» **Stated goal**: Single out each line with the word "uchun" and copy it.

- - -

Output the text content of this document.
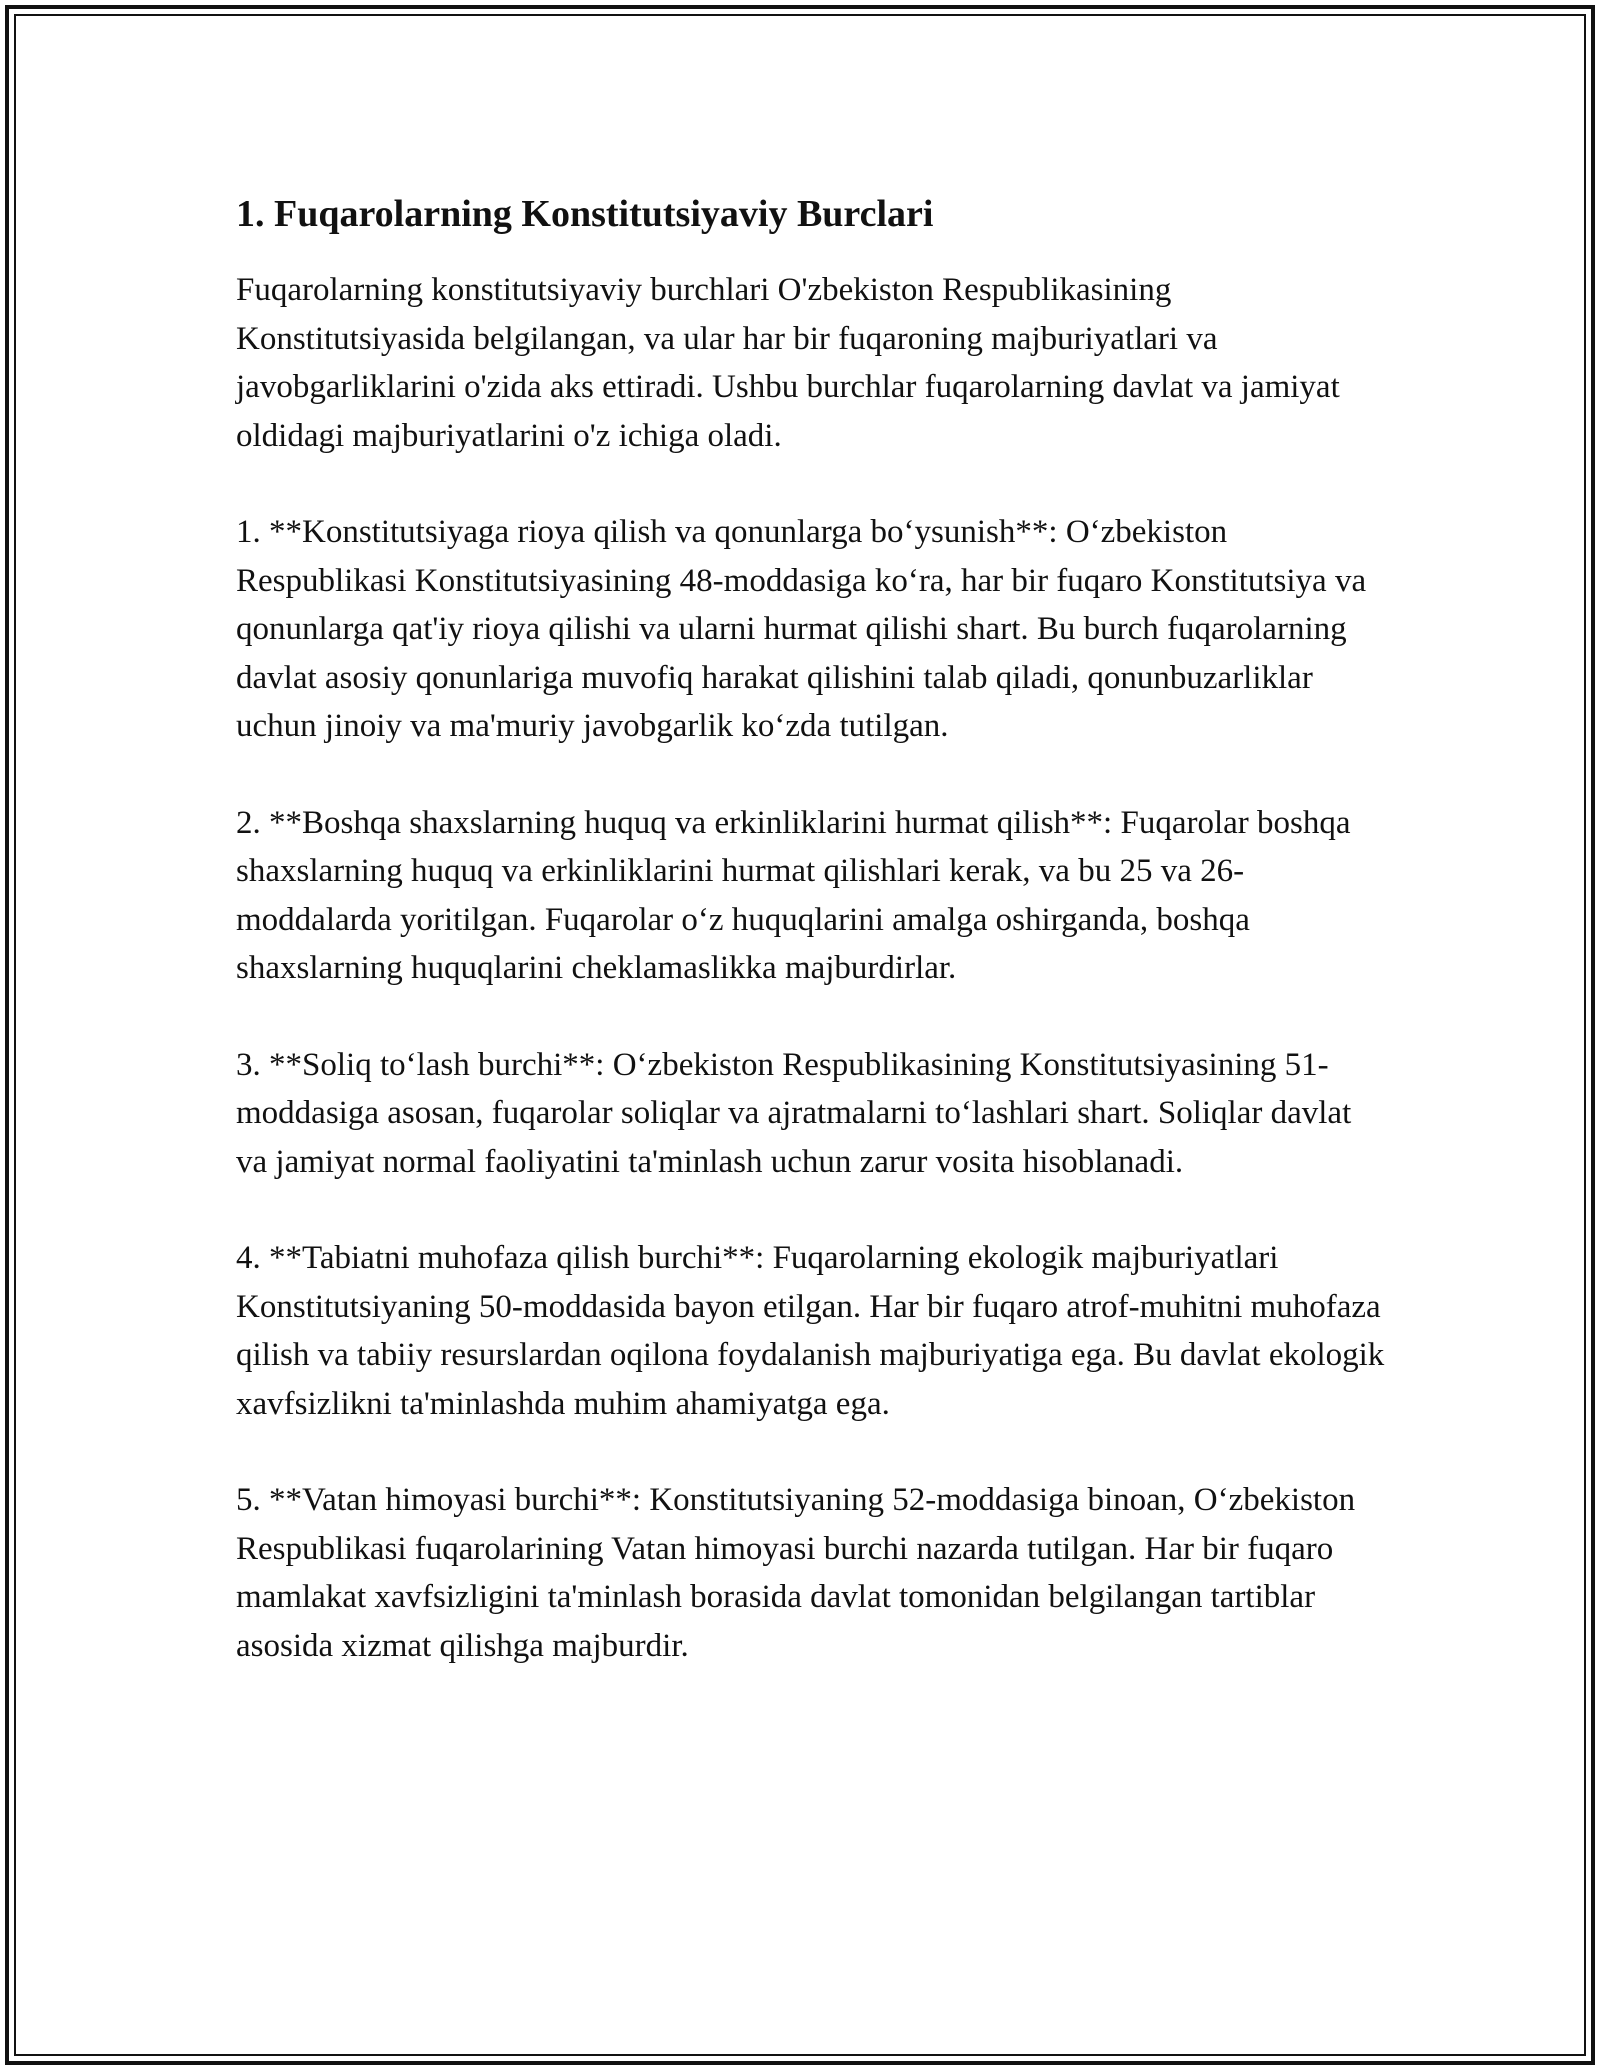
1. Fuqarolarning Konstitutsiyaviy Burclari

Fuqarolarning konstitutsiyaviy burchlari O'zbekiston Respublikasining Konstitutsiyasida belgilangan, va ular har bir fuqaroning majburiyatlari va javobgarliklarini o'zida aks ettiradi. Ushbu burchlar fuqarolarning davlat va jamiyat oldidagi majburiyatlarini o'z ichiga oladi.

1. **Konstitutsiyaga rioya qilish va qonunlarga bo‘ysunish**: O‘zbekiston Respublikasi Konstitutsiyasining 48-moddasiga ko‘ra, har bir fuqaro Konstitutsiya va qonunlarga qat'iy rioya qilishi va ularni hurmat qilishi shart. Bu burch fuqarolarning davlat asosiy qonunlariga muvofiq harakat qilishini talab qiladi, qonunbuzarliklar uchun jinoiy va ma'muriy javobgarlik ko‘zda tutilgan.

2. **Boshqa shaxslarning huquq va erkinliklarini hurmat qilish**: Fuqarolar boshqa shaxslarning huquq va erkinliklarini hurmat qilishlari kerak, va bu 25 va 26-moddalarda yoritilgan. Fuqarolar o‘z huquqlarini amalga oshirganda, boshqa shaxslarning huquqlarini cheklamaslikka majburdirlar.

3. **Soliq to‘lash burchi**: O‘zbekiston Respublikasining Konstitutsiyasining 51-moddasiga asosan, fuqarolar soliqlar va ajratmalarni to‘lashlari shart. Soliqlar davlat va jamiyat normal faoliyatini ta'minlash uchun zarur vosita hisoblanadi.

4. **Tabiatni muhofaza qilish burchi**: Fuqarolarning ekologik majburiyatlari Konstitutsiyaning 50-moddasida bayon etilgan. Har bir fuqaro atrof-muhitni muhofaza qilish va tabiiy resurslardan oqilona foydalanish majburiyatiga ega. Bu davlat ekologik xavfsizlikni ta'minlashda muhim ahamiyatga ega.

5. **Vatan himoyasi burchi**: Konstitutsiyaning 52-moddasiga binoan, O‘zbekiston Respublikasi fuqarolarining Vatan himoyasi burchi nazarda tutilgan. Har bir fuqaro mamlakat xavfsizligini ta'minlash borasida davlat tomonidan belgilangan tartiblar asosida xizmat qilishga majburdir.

- - -

» **Exercise answer**:
1. **Konstitutsiyaga rioya qilish va qonunlarga bo‘ysunish**: O‘zbekiston Respublikasi Konstitutsiyasining 48-moddasiga ko‘ra, har bir fuqaro Konstitutsiya va qonunlarga qat'iy rioya qilishi va ularni hurmat qilishi shart. Bu burch fuqarolarning davlat asosiy qonunlariga muvofiq harakat qilishini talab qiladi, qonunbuzarliklar uchun jinoiy va ma'muriy javobgarlik ko‘zda tutilgan.
3. **Soliq to‘lash burchi**: O‘zbekiston Respublikasining Konstitutsiyasining 51-moddasiga asosan, fuqarolar soliqlar va ajratmalarni to‘lashlari shart. Soliqlar davlat va jamiyat normal faoliyatini ta'minlash uchun zarur vosita hisoblanadi.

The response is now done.